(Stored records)

+++

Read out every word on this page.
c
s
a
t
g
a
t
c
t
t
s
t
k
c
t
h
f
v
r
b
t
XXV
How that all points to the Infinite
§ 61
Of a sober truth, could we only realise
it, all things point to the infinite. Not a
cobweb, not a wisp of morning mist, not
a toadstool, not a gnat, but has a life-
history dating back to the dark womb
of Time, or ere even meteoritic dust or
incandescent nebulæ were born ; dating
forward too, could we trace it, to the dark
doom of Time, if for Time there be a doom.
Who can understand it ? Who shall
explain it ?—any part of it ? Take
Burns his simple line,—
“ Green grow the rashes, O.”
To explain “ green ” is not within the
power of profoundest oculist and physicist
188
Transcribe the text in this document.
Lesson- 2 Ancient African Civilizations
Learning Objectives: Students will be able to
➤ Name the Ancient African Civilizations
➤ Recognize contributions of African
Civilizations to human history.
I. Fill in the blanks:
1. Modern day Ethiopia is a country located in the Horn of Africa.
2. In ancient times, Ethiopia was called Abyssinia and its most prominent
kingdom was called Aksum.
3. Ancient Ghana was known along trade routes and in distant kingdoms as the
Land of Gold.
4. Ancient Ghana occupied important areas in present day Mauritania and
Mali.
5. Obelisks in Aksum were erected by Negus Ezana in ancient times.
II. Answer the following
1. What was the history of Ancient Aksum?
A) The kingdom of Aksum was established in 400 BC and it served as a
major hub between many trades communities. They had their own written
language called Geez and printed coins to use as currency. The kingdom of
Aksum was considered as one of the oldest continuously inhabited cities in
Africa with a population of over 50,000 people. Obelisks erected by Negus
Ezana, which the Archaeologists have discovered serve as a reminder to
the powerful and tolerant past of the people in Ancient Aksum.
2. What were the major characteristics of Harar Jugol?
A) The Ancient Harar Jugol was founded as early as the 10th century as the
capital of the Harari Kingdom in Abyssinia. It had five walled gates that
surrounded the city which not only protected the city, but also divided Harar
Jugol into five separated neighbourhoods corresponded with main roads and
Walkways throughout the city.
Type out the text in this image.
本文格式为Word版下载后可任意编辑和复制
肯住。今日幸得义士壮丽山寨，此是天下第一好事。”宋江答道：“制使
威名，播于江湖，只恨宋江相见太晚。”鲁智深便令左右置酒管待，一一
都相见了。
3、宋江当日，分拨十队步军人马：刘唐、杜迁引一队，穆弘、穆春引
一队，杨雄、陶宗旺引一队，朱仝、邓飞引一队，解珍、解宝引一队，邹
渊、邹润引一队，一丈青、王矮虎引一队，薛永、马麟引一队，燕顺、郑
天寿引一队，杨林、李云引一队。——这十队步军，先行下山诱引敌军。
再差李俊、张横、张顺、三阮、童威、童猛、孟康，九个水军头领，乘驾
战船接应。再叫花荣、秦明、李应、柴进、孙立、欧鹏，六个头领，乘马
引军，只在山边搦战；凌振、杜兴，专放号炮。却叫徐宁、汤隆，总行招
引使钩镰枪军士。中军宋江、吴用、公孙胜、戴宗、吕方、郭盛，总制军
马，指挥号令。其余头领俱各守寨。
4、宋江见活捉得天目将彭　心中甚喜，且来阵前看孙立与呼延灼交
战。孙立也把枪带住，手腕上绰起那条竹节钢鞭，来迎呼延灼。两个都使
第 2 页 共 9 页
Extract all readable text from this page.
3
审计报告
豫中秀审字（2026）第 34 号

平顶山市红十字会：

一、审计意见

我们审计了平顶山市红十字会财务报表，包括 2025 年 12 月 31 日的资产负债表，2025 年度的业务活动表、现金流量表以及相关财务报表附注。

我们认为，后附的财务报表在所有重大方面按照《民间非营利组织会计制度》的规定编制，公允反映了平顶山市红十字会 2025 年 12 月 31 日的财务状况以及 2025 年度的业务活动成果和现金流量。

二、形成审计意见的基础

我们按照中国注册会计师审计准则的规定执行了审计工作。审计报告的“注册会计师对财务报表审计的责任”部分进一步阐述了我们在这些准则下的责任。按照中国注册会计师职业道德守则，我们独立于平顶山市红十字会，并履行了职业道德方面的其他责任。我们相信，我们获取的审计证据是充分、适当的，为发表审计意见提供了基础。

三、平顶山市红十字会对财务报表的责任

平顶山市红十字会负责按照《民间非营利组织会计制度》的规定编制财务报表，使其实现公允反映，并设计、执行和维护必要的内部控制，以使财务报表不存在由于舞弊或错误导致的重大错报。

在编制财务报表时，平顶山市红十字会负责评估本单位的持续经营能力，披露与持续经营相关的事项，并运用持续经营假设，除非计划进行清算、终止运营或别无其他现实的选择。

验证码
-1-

+++

◆ **What to work on**
Copy out every entry again, exactly as it was given.

◆ **Response below**
Read out every word on this page.
c
s
a
t
g
a
t
c
t
t
s
t
k
c
t
h
f
v
r
b
t
XXV
How that all points to the Infinite
§ 61
Of a sober truth, could we only realise
it, all things point to the infinite. Not a
cobweb, not a wisp of morning mist, not
a toadstool, not a gnat, but has a life-
history dating back to the dark womb
of Time, or ere even meteoritic dust or
incandescent nebulæ were born ; dating
forward too, could we trace it, to the dark
doom of Time, if for Time there be a doom.
Who can understand it ? Who shall
explain it ?—any part of it ? Take
Burns his simple line,—
“ Green grow the rashes, O.”
To explain “ green ” is not within the
power of profoundest oculist and physicist
188
Transcribe the text in this document.
Lesson- 2 Ancient African Civilizations
Learning Objectives: Students will be able to
➤ Name the Ancient African Civilizations
➤ Recognize contributions of African
Civilizations to human history.
I. Fill in the blanks:
1. Modern day Ethiopia is a country located in the Horn of Africa.
2. In ancient times, Ethiopia was called Abyssinia and its most prominent
kingdom was called Aksum.
3. Ancient Ghana was known along trade routes and in distant kingdoms as the
Land of Gold.
4. Ancient Ghana occupied important areas in present day Mauritania and
Mali.
5. Obelisks in Aksum were erected by Negus Ezana in ancient times.
II. Answer the following
1. What was the history of Ancient Aksum?
A) The kingdom of Aksum was established in 400 BC and it served as a
major hub between many trades communities. They had their own written
language called Geez and printed coins to use as currency. The kingdom of
Aksum was considered as one of the oldest continuously inhabited cities in
Africa with a population of over 50,000 people. Obelisks erected by Negus
Ezana, which the Archaeologists have discovered serve as a reminder to
the powerful and tolerant past of the people in Ancient Aksum.
2. What were the major characteristics of Harar Jugol?
A) The Ancient Harar Jugol was founded as early as the 10th century as the
capital of the Harari Kingdom in Abyssinia. It had five walled gates that
surrounded the city which not only protected the city, but also divided Harar
Jugol into five separated neighbourhoods corresponded with main roads and
Walkways throughout the city.
Type out the text in this image.
本文格式为Word版下载后可任意编辑和复制
肯住。今日幸得义士壮丽山寨，此是天下第一好事。”宋江答道：“制使
威名，播于江湖，只恨宋江相见太晚。”鲁智深便令左右置酒管待，一一
都相见了。
3、宋江当日，分拨十队步军人马：刘唐、杜迁引一队，穆弘、穆春引
一队，杨雄、陶宗旺引一队，朱仝、邓飞引一队，解珍、解宝引一队，邹
渊、邹润引一队，一丈青、王矮虎引一队，薛永、马麟引一队，燕顺、郑
天寿引一队，杨林、李云引一队。——这十队步军，先行下山诱引敌军。
再差李俊、张横、张顺、三阮、童威、童猛、孟康，九个水军头领，乘驾
战船接应。再叫花荣、秦明、李应、柴进、孙立、欧鹏，六个头领，乘马
引军，只在山边搦战；凌振、杜兴，专放号炮。却叫徐宁、汤隆，总行招
引使钩镰枪军士。中军宋江、吴用、公孙胜、戴宗、吕方、郭盛，总制军
马，指挥号令。其余头领俱各守寨。
4、宋江见活捉得天目将彭　心中甚喜，且来阵前看孙立与呼延灼交
战。孙立也把枪带住，手腕上绰起那条竹节钢鞭，来迎呼延灼。两个都使
第 2 页 共 9 页
Extract all readable text from this page.
3
审计报告
豫中秀审字（2026）第 34 号

平顶山市红十字会：

一、审计意见

我们审计了平顶山市红十字会财务报表，包括 2025 年 12 月 31 日的资产负债表，2025 年度的业务活动表、现金流量表以及相关财务报表附注。

我们认为，后附的财务报表在所有重大方面按照《民间非营利组织会计制度》的规定编制，公允反映了平顶山市红十字会 2025 年 12 月 31 日的财务状况以及 2025 年度的业务活动成果和现金流量。

二、形成审计意见的基础

我们按照中国注册会计师审计准则的规定执行了审计工作。审计报告的“注册会计师对财务报表审计的责任”部分进一步阐述了我们在这些准则下的责任。按照中国注册会计师职业道德守则，我们独立于平顶山市红十字会，并履行了职业道德方面的其他责任。我们相信，我们获取的审计证据是充分、适当的，为发表审计意见提供了基础。

三、平顶山市红十字会对财务报表的责任

平顶山市红十字会负责按照《民间非营利组织会计制度》的规定编制财务报表，使其实现公允反映，并设计、执行和维护必要的内部控制，以使财务报表不存在由于舞弊或错误导致的重大错报。

在编制财务报表时，平顶山市红十字会负责评估本单位的持续经营能力，披露与持续经营相关的事项，并运用持续经营假设，除非计划进行清算、终止运营或别无其他现实的选择。

验证码
-1-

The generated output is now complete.